Exercise requirements: Lay out the listing as a numbered list, leaving out blank lines, starting at its first line and ending at the line that contains "panel-support-post <box>1645 770". Include only those lines.

Source data:
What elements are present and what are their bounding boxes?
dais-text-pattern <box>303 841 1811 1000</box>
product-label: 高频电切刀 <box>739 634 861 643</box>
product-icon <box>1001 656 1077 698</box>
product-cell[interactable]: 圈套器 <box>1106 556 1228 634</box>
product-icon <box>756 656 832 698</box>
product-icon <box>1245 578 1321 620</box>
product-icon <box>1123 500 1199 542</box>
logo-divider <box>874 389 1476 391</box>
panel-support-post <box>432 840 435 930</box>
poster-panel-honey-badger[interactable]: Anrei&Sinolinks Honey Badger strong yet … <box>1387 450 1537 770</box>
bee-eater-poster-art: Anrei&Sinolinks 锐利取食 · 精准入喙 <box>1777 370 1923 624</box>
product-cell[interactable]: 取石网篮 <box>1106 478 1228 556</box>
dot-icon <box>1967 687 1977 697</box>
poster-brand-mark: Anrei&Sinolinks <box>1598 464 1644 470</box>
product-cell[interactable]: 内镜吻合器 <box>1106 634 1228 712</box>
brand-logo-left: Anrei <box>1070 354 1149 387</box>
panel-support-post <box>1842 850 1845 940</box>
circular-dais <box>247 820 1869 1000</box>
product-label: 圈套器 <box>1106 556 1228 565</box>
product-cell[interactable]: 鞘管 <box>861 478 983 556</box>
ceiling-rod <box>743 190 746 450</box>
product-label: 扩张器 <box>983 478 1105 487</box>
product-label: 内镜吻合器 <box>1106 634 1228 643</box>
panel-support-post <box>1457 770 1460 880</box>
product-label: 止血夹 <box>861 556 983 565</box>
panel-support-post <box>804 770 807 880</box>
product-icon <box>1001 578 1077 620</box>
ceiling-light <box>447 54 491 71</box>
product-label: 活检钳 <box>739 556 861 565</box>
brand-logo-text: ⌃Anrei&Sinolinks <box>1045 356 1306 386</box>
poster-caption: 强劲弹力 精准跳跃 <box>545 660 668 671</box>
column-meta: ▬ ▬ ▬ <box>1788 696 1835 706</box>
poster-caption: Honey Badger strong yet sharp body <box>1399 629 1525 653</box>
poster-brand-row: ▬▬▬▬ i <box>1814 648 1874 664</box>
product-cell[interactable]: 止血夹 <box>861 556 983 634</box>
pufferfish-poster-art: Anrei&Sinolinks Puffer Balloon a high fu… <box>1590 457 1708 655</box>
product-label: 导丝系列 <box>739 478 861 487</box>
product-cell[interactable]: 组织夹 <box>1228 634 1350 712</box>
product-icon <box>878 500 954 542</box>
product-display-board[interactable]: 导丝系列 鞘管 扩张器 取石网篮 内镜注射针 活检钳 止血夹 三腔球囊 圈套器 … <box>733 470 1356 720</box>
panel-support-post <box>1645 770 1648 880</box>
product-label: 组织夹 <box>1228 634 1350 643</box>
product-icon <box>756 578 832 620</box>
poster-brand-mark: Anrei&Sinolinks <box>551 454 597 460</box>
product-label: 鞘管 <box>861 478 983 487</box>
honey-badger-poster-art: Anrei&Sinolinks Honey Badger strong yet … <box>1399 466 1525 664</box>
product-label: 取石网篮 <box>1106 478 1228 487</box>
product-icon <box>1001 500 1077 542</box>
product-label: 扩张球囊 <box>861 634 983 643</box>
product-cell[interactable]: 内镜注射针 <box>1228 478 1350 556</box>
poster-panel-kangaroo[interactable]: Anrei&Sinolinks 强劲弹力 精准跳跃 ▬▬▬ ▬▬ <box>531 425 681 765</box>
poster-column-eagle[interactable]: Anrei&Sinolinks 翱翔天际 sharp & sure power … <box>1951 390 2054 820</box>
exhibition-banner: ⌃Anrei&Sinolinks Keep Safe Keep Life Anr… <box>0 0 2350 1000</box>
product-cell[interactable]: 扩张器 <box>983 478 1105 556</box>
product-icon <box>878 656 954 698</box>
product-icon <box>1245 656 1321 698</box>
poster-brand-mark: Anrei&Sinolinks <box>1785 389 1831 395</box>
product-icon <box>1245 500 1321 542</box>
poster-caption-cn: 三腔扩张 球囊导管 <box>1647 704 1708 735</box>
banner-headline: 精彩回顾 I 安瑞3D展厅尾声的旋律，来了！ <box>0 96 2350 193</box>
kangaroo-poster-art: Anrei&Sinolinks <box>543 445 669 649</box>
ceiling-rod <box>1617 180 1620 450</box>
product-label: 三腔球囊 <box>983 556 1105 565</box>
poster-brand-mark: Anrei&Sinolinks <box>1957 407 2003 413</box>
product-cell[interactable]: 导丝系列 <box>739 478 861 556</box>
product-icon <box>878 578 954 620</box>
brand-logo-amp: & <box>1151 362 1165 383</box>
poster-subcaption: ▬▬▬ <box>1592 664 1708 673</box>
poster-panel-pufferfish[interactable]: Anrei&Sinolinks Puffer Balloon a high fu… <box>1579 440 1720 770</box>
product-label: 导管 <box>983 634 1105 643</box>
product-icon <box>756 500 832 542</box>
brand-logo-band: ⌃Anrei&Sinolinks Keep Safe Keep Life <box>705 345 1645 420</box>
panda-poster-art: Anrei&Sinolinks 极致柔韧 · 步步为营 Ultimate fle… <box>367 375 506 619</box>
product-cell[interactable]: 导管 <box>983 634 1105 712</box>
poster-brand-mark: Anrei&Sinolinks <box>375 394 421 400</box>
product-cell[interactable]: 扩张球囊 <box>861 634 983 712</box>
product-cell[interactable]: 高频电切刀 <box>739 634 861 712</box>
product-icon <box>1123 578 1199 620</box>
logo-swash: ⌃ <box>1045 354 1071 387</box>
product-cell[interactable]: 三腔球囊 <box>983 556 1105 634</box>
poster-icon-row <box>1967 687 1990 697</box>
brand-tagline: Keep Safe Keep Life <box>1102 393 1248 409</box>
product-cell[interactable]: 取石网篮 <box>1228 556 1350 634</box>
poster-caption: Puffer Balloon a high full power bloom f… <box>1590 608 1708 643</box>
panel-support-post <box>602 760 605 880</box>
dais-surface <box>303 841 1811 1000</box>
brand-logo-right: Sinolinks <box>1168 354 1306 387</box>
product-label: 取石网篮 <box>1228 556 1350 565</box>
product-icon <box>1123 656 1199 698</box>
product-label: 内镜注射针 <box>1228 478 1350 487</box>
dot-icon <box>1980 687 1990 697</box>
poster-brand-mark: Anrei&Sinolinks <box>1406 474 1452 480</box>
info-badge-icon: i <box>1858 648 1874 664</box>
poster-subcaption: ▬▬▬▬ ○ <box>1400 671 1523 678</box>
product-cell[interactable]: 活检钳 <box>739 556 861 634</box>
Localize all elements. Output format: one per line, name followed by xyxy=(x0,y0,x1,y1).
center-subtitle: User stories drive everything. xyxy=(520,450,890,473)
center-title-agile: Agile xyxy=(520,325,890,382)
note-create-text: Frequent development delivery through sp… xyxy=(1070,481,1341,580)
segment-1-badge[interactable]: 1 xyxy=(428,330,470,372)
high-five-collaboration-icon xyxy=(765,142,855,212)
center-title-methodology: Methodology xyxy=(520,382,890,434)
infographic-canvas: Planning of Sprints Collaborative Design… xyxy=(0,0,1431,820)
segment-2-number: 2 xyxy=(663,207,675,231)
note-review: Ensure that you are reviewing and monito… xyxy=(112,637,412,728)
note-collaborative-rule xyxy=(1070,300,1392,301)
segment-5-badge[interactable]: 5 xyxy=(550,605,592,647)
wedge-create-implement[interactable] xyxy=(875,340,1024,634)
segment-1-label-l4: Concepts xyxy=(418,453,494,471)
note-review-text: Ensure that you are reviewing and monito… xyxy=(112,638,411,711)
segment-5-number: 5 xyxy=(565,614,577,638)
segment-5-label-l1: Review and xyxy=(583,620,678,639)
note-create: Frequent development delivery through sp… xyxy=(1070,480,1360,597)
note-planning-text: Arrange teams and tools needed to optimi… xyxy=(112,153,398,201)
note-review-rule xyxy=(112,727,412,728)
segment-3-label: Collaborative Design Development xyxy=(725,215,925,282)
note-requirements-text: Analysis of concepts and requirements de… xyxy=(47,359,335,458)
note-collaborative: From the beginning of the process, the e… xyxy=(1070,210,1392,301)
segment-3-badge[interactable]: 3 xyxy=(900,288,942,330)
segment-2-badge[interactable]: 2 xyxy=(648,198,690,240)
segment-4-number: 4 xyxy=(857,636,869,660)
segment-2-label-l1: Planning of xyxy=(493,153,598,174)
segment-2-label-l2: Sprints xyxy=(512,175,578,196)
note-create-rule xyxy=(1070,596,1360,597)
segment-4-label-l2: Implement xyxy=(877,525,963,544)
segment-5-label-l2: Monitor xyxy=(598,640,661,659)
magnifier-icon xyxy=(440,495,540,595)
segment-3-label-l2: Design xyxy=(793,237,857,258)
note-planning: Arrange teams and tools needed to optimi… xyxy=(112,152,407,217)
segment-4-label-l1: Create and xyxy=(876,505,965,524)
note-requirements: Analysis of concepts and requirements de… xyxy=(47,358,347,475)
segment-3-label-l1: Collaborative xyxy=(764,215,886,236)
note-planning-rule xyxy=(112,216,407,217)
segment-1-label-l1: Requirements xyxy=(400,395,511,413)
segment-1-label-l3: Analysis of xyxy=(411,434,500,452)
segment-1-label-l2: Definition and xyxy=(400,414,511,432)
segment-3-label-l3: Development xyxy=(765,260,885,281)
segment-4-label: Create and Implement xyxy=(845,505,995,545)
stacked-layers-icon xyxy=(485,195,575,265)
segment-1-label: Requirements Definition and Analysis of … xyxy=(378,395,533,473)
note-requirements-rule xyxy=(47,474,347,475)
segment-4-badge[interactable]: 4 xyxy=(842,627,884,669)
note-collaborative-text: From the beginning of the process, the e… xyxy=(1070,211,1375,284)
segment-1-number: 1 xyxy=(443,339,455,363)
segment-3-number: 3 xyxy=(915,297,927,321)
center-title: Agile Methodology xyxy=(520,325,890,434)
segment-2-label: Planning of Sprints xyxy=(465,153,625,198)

Answer for the task:
1. What elements are present and what are their bounding boxes?
2. dais-text-pattern <box>303 841 1811 1000</box>
3. product-label: 高频电切刀 <box>739 634 861 643</box>
4. product-icon <box>1001 656 1077 698</box>
5. product-cell[interactable]: 圈套器 <box>1106 556 1228 634</box>
6. product-icon <box>756 656 832 698</box>
7. product-icon <box>1245 578 1321 620</box>
8. product-icon <box>1123 500 1199 542</box>
9. logo-divider <box>874 389 1476 391</box>
10. panel-support-post <box>432 840 435 930</box>
11. poster-panel-honey-badger[interactable]: Anrei&Sinolinks Honey Badger strong yet … <box>1387 450 1537 770</box>
12. bee-eater-poster-art: Anrei&Sinolinks 锐利取食 · 精准入喙 <box>1777 370 1923 624</box>
13. product-cell[interactable]: 取石网篮 <box>1106 478 1228 556</box>
14. dot-icon <box>1967 687 1977 697</box>
15. poster-brand-mark: Anrei&Sinolinks <box>1598 464 1644 470</box>
16. product-cell[interactable]: 内镜吻合器 <box>1106 634 1228 712</box>
17. brand-logo-left: Anrei <box>1070 354 1149 387</box>
18. panel-support-post <box>1842 850 1845 940</box>
19. circular-dais <box>247 820 1869 1000</box>
20. product-label: 圈套器 <box>1106 556 1228 565</box>
21. product-cell[interactable]: 鞘管 <box>861 478 983 556</box>
22. ceiling-rod <box>743 190 746 450</box>
23. product-label: 扩张器 <box>983 478 1105 487</box>
24. product-label: 内镜吻合器 <box>1106 634 1228 643</box>
25. panel-support-post <box>1457 770 1460 880</box>
26. product-label: 止血夹 <box>861 556 983 565</box>
27. panel-support-post <box>804 770 807 880</box>
28. product-icon <box>1001 578 1077 620</box>
29. ceiling-light <box>447 54 491 71</box>
30. product-label: 活检钳 <box>739 556 861 565</box>
31. brand-logo-text: ⌃Anrei&Sinolinks <box>1045 356 1306 386</box>
32. poster-caption: 强劲弹力 精准跳跃 <box>545 660 668 671</box>
33. column-meta: ▬ ▬ ▬ <box>1788 696 1835 706</box>
34. poster-caption: Honey Badger strong yet sharp body <box>1399 629 1525 653</box>
35. poster-brand-row: ▬▬▬▬ i <box>1814 648 1874 664</box>
36. product-cell[interactable]: 止血夹 <box>861 556 983 634</box>
37. pufferfish-poster-art: Anrei&Sinolinks Puffer Balloon a high fu… <box>1590 457 1708 655</box>
38. product-label: 导丝系列 <box>739 478 861 487</box>
39. product-cell[interactable]: 组织夹 <box>1228 634 1350 712</box>
40. product-icon <box>878 500 954 542</box>
41. product-display-board[interactable]: 导丝系列 鞘管 扩张器 取石网篮 内镜注射针 活检钳 止血夹 三腔球囊 圈套器 … <box>733 470 1356 720</box>
42. panel-support-post <box>1645 770 1648 880</box>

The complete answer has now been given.